Set problem » Write the material out again exactly as it stands.

Extracted information »
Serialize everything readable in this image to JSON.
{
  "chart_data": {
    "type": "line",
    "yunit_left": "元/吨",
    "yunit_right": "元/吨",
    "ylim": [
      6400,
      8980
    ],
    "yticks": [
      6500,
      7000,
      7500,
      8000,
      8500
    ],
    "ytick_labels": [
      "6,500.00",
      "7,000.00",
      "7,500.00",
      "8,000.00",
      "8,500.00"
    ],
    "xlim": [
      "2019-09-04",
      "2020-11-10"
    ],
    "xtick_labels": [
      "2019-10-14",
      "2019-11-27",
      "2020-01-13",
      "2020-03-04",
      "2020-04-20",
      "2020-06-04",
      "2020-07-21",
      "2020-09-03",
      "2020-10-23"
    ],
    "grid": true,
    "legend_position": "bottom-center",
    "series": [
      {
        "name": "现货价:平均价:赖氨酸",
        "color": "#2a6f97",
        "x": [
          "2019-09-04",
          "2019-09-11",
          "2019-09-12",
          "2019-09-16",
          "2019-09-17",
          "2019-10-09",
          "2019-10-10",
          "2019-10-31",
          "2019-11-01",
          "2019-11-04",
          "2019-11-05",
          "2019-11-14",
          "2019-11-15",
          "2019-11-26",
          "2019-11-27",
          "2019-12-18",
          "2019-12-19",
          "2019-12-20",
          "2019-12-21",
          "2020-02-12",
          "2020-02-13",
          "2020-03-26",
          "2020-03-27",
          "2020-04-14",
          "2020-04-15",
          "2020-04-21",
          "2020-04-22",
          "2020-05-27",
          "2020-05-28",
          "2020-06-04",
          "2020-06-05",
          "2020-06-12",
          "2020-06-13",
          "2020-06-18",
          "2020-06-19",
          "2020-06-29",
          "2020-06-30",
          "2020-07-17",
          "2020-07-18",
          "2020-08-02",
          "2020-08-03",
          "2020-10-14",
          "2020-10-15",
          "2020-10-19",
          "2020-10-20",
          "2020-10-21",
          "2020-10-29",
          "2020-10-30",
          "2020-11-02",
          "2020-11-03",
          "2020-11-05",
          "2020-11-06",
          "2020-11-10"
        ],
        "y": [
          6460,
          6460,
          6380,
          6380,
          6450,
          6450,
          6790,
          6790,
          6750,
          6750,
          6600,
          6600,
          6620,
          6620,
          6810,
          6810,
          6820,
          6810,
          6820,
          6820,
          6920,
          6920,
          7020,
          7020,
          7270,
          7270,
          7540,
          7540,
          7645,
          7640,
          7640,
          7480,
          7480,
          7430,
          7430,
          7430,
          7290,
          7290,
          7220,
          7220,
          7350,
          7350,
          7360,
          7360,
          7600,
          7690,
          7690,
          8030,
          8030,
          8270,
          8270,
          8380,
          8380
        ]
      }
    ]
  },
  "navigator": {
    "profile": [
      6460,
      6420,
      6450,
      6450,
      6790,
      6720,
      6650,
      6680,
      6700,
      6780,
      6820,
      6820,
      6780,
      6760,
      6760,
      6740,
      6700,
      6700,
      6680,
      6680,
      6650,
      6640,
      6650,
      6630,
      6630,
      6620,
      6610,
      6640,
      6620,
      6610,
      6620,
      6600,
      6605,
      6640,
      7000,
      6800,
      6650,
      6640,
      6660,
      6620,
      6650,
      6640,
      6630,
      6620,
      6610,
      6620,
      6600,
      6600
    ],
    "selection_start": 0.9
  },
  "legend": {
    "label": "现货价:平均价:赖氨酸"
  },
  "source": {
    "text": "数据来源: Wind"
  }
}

Finished exercise »
Serialize everything readable in this image to JSON.
{
  "chart_data": {
    "type": "line",
    "yunit_left": "元/吨",
    "yunit_right": "元/吨",
    "ylim": [
      6400,
      8980
    ],
    "yticks": [
      6500,
      7000,
      7500,
      8000,
      8500
    ],
    "ytick_labels": [
      "6,500.00",
      "7,000.00",
      "7,500.00",
      "8,000.00",
      "8,500.00"
    ],
    "xlim": [
      "2019-09-04",
      "2020-11-10"
    ],
    "xtick_labels": [
      "2019-10-14",
      "2019-11-27",
      "2020-01-13",
      "2020-03-04",
      "2020-04-20",
      "2020-06-04",
      "2020-07-21",
      "2020-09-03",
      "2020-10-23"
    ],
    "grid": true,
    "legend_position": "bottom-center",
    "series": [
      {
        "name": "现货价:平均价:赖氨酸",
        "color": "#2a6f97",
        "x": [
          "2019-09-04",
          "2019-09-11",
          "2019-09-12",
          "2019-09-16",
          "2019-09-17",
          "2019-10-09",
          "2019-10-10",
          "2019-10-31",
          "2019-11-01",
          "2019-11-04",
          "2019-11-05",
          "2019-11-14",
          "2019-11-15",
          "2019-11-26",
          "2019-11-27",
          "2019-12-18",
          "2019-12-19",
          "2019-12-20",
          "2019-12-21",
          "2020-02-12",
          "2020-02-13",
          "2020-03-26",
          "2020-03-27",
          "2020-04-14",
          "2020-04-15",
          "2020-04-21",
          "2020-04-22",
          "2020-05-27",
          "2020-05-28",
          "2020-06-04",
          "2020-06-05",
          "2020-06-12",
          "2020-06-13",
          "2020-06-18",
          "2020-06-19",
          "2020-06-29",
          "2020-06-30",
          "2020-07-17",
          "2020-07-18",
          "2020-08-02",
          "2020-08-03",
          "2020-10-14",
          "2020-10-15",
          "2020-10-19",
          "2020-10-20",
          "2020-10-21",
          "2020-10-29",
          "2020-10-30",
          "2020-11-02",
          "2020-11-03",
          "2020-11-05",
          "2020-11-06",
          "2020-11-10"
        ],
        "y": [
          6460,
          6460,
          6380,
          6380,
          6450,
          6450,
          6790,
          6790,
          6750,
          6750,
          6600,
          6600,
          6620,
          6620,
          6810,
          6810,
          6820,
          6810,
          6820,
          6820,
          6920,
          6920,
          7020,
          7020,
          7270,
          7270,
          7540,
          7540,
          7645,
          7640,
          7640,
          7480,
          7480,
          7430,
          7430,
          7430,
          7290,
          7290,
          7220,
          7220,
          7350,
          7350,
          7360,
          7360,
          7600,
          7690,
          7690,
          8030,
          8030,
          8270,
          8270,
          8380,
          8380
        ]
      }
    ]
  },
  "navigator": {
    "profile": [
      6460,
      6420,
      6450,
      6450,
      6790,
      6720,
      6650,
      6680,
      6700,
      6780,
      6820,
      6820,
      6780,
      6760,
      6760,
      6740,
      6700,
      6700,
      6680,
      6680,
      6650,
      6640,
      6650,
      6630,
      6630,
      6620,
      6610,
      6640,
      6620,
      6610,
      6620,
      6600,
      6605,
      6640,
      7000,
      6800,
      6650,
      6640,
      6660,
      6620,
      6650,
      6640,
      6630,
      6620,
      6610,
      6620,
      6600,
      6600
    ],
    "selection_start": 0.9
  },
  "legend": {
    "label": "现货价:平均价:赖氨酸"
  },
  "source": {
    "text": "数据来源: Wind"
  }
}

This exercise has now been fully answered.